Written problem - Pull out from the material below all lines with "обучении".

Given data -
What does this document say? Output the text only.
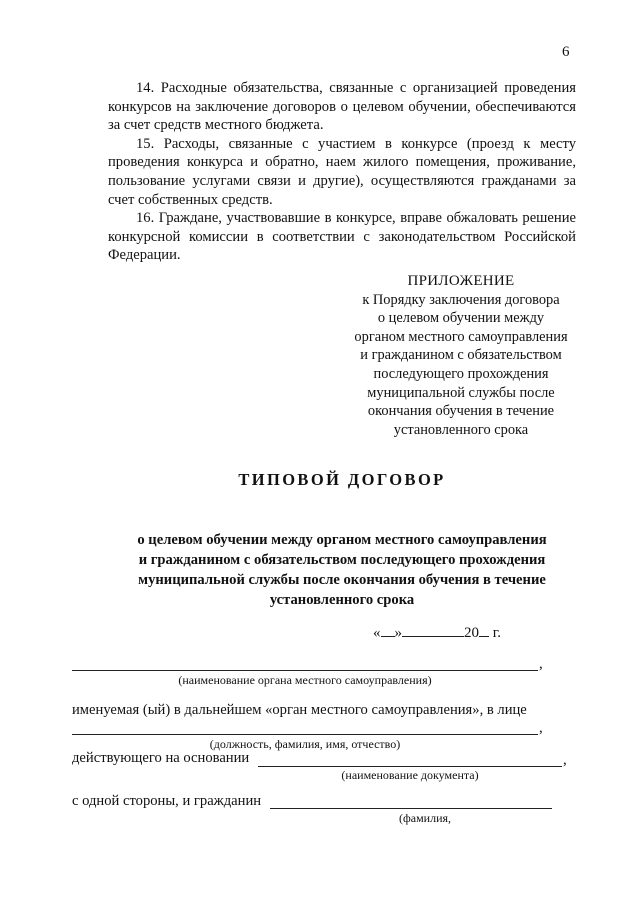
6

14. Расходные обязательства, связанные с организацией проведения конкурсов на заключение договоров о целевом обучении, обеспечиваются за счет средств местного бюджета.

15. Расходы, связанные с участием в конкурсе (проезд к месту проведения конкурса и обратно, наем жилого помещения, проживание, пользование услугами связи и другие), осуществляются гражданами за счет собственных средств.

16. Граждане, участвовавшие в конкурсе, вправе обжаловать решение конкурсной комиссии в соответствии с законодательством Российской Федерации.

ПРИЛОЖЕНИЕ
к Порядку заключения договора
о целевом обучении между
органом местного самоуправления
и гражданином с обязательством
последующего прохождения
муниципальной службы после
окончания обучения в течение
установленного срока
ТИПОВОЙ ДОГОВОР
о целевом обучении между органом местного самоуправления
и гражданином с обязательством последующего прохождения
муниципальной службы после окончания обучения в течение
установленного срока
« »	20 г.
,
(наименование органа местного самоуправления)
именуемая (ый) в дальнейшем «орган местного самоуправления», в лице
,
(должность, фамилия, имя, отчество)
действующего на основании	,
(наименование документа)
с одной стороны, и гражданин
(фамилия,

Full response -
14. Расходные обязательства, связанные с организацией проведения конкурсов на заключение договоров о целевом обучении, обеспечиваются за счет средств местного бюджета.
о целевом обучении между
о целевом обучении между органом местного самоуправления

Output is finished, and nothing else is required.